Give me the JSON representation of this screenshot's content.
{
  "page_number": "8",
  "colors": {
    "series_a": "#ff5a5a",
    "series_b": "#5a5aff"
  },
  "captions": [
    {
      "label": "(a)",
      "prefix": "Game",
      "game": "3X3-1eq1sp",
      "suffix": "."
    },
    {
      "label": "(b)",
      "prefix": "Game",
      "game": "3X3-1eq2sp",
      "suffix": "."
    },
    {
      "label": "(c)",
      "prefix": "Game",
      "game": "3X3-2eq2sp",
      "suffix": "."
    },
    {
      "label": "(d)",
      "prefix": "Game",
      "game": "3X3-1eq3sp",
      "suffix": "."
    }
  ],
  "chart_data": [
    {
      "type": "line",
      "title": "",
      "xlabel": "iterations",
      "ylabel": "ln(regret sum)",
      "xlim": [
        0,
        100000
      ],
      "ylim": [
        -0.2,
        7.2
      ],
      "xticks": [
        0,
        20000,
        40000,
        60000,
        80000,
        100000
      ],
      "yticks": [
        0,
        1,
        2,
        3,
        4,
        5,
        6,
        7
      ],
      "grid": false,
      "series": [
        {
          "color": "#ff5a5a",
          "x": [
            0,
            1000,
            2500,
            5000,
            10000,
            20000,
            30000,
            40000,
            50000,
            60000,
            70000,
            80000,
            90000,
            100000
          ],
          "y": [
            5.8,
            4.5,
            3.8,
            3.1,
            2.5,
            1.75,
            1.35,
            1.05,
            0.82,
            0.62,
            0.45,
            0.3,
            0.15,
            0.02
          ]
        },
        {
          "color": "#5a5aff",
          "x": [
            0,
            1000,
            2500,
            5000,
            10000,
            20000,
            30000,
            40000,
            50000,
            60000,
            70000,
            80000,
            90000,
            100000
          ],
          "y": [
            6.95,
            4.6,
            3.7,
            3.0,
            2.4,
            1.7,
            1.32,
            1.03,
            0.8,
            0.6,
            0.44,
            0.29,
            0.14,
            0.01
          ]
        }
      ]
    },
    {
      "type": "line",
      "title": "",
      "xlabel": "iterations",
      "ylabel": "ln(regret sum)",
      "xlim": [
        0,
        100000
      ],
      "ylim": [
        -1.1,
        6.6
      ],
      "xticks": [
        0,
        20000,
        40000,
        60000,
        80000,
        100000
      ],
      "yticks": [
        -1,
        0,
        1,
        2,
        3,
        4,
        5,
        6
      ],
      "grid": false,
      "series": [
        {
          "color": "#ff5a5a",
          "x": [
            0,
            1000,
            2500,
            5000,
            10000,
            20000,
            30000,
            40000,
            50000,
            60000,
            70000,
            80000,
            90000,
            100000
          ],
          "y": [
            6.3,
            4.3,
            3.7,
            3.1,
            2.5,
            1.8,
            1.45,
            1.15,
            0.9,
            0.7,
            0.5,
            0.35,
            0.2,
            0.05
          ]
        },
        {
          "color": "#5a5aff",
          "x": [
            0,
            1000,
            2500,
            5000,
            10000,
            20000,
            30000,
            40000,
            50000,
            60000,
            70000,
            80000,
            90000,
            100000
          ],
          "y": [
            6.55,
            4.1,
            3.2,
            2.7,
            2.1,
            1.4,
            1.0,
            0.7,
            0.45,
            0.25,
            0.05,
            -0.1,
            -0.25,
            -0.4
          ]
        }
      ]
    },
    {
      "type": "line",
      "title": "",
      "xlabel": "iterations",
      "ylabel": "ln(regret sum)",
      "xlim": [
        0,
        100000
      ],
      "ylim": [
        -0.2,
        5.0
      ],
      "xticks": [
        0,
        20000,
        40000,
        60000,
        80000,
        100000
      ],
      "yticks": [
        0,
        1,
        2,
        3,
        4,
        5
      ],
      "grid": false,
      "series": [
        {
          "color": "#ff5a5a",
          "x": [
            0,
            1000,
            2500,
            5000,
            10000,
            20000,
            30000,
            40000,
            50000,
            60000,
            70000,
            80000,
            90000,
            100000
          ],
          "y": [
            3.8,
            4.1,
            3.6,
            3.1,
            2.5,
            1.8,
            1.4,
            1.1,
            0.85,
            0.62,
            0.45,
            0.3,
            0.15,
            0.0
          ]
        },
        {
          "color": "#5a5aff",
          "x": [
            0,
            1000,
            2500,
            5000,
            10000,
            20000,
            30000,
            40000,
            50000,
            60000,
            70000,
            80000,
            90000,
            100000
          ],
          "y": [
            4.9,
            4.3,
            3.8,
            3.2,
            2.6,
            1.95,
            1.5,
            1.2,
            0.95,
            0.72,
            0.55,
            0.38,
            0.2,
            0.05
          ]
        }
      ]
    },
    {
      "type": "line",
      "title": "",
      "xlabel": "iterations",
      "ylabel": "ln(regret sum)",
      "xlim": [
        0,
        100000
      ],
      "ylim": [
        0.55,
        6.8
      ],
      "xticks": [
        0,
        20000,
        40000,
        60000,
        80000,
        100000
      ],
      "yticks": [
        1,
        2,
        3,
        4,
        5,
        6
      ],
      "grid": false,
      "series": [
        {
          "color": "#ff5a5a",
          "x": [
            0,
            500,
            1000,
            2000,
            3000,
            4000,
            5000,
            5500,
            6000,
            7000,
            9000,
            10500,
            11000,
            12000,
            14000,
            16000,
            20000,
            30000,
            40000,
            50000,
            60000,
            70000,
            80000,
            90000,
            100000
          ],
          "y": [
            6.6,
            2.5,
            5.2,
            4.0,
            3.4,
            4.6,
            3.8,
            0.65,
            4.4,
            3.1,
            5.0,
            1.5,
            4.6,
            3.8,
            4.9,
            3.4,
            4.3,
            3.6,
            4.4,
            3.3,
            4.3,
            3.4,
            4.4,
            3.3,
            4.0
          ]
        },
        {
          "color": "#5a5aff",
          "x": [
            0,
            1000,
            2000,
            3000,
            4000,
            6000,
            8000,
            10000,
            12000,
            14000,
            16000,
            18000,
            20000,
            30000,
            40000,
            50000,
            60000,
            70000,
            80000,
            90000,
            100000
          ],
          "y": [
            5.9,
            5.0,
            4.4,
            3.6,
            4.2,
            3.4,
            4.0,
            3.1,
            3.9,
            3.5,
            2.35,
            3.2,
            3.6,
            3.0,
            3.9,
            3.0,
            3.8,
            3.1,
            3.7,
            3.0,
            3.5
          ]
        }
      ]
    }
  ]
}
______________________________
**Exercise goal**: Exact copies of all the records are required.

**Solution for this task**:
Give me the JSON representation of this screenshot's content.
{
  "page_number": "8",
  "colors": {
    "series_a": "#ff5a5a",
    "series_b": "#5a5aff"
  },
  "captions": [
    {
      "label": "(a)",
      "prefix": "Game",
      "game": "3X3-1eq1sp",
      "suffix": "."
    },
    {
      "label": "(b)",
      "prefix": "Game",
      "game": "3X3-1eq2sp",
      "suffix": "."
    },
    {
      "label": "(c)",
      "prefix": "Game",
      "game": "3X3-2eq2sp",
      "suffix": "."
    },
    {
      "label": "(d)",
      "prefix": "Game",
      "game": "3X3-1eq3sp",
      "suffix": "."
    }
  ],
  "chart_data": [
    {
      "type": "line",
      "title": "",
      "xlabel": "iterations",
      "ylabel": "ln(regret sum)",
      "xlim": [
        0,
        100000
      ],
      "ylim": [
        -0.2,
        7.2
      ],
      "xticks": [
        0,
        20000,
        40000,
        60000,
        80000,
        100000
      ],
      "yticks": [
        0,
        1,
        2,
        3,
        4,
        5,
        6,
        7
      ],
      "grid": false,
      "series": [
        {
          "color": "#ff5a5a",
          "x": [
            0,
            1000,
            2500,
            5000,
            10000,
            20000,
            30000,
            40000,
            50000,
            60000,
            70000,
            80000,
            90000,
            100000
          ],
          "y": [
            5.8,
            4.5,
            3.8,
            3.1,
            2.5,
            1.75,
            1.35,
            1.05,
            0.82,
            0.62,
            0.45,
            0.3,
            0.15,
            0.02
          ]
        },
        {
          "color": "#5a5aff",
          "x": [
            0,
            1000,
            2500,
            5000,
            10000,
            20000,
            30000,
            40000,
            50000,
            60000,
            70000,
            80000,
            90000,
            100000
          ],
          "y": [
            6.95,
            4.6,
            3.7,
            3.0,
            2.4,
            1.7,
            1.32,
            1.03,
            0.8,
            0.6,
            0.44,
            0.29,
            0.14,
            0.01
          ]
        }
      ]
    },
    {
      "type": "line",
      "title": "",
      "xlabel": "iterations",
      "ylabel": "ln(regret sum)",
      "xlim": [
        0,
        100000
      ],
      "ylim": [
        -1.1,
        6.6
      ],
      "xticks": [
        0,
        20000,
        40000,
        60000,
        80000,
        100000
      ],
      "yticks": [
        -1,
        0,
        1,
        2,
        3,
        4,
        5,
        6
      ],
      "grid": false,
      "series": [
        {
          "color": "#ff5a5a",
          "x": [
            0,
            1000,
            2500,
            5000,
            10000,
            20000,
            30000,
            40000,
            50000,
            60000,
            70000,
            80000,
            90000,
            100000
          ],
          "y": [
            6.3,
            4.3,
            3.7,
            3.1,
            2.5,
            1.8,
            1.45,
            1.15,
            0.9,
            0.7,
            0.5,
            0.35,
            0.2,
            0.05
          ]
        },
        {
          "color": "#5a5aff",
          "x": [
            0,
            1000,
            2500,
            5000,
            10000,
            20000,
            30000,
            40000,
            50000,
            60000,
            70000,
            80000,
            90000,
            100000
          ],
          "y": [
            6.55,
            4.1,
            3.2,
            2.7,
            2.1,
            1.4,
            1.0,
            0.7,
            0.45,
            0.25,
            0.05,
            -0.1,
            -0.25,
            -0.4
          ]
        }
      ]
    },
    {
      "type": "line",
      "title": "",
      "xlabel": "iterations",
      "ylabel": "ln(regret sum)",
      "xlim": [
        0,
        100000
      ],
      "ylim": [
        -0.2,
        5.0
      ],
      "xticks": [
        0,
        20000,
        40000,
        60000,
        80000,
        100000
      ],
      "yticks": [
        0,
        1,
        2,
        3,
        4,
        5
      ],
      "grid": false,
      "series": [
        {
          "color": "#ff5a5a",
          "x": [
            0,
            1000,
            2500,
            5000,
            10000,
            20000,
            30000,
            40000,
            50000,
            60000,
            70000,
            80000,
            90000,
            100000
          ],
          "y": [
            3.8,
            4.1,
            3.6,
            3.1,
            2.5,
            1.8,
            1.4,
            1.1,
            0.85,
            0.62,
            0.45,
            0.3,
            0.15,
            0.0
          ]
        },
        {
          "color": "#5a5aff",
          "x": [
            0,
            1000,
            2500,
            5000,
            10000,
            20000,
            30000,
            40000,
            50000,
            60000,
            70000,
            80000,
            90000,
            100000
          ],
          "y": [
            4.9,
            4.3,
            3.8,
            3.2,
            2.6,
            1.95,
            1.5,
            1.2,
            0.95,
            0.72,
            0.55,
            0.38,
            0.2,
            0.05
          ]
        }
      ]
    },
    {
      "type": "line",
      "title": "",
      "xlabel": "iterations",
      "ylabel": "ln(regret sum)",
      "xlim": [
        0,
        100000
      ],
      "ylim": [
        0.55,
        6.8
      ],
      "xticks": [
        0,
        20000,
        40000,
        60000,
        80000,
        100000
      ],
      "yticks": [
        1,
        2,
        3,
        4,
        5,
        6
      ],
      "grid": false,
      "series": [
        {
          "color": "#ff5a5a",
          "x": [
            0,
            500,
            1000,
            2000,
            3000,
            4000,
            5000,
            5500,
            6000,
            7000,
            9000,
            10500,
            11000,
            12000,
            14000,
            16000,
            20000,
            30000,
            40000,
            50000,
            60000,
            70000,
            80000,
            90000,
            100000
          ],
          "y": [
            6.6,
            2.5,
            5.2,
            4.0,
            3.4,
            4.6,
            3.8,
            0.65,
            4.4,
            3.1,
            5.0,
            1.5,
            4.6,
            3.8,
            4.9,
            3.4,
            4.3,
            3.6,
            4.4,
            3.3,
            4.3,
            3.4,
            4.4,
            3.3,
            4.0
          ]
        },
        {
          "color": "#5a5aff",
          "x": [
            0,
            1000,
            2000,
            3000,
            4000,
            6000,
            8000,
            10000,
            12000,
            14000,
            16000,
            18000,
            20000,
            30000,
            40000,
            50000,
            60000,
            70000,
            80000,
            90000,
            100000
          ],
          "y": [
            5.9,
            5.0,
            4.4,
            3.6,
            4.2,
            3.4,
            4.0,
            3.1,
            3.9,
            3.5,
            2.35,
            3.2,
            3.6,
            3.0,
            3.9,
            3.0,
            3.8,
            3.1,
            3.7,
            3.0,
            3.5
          ]
        }
      ]
    }
  ]
}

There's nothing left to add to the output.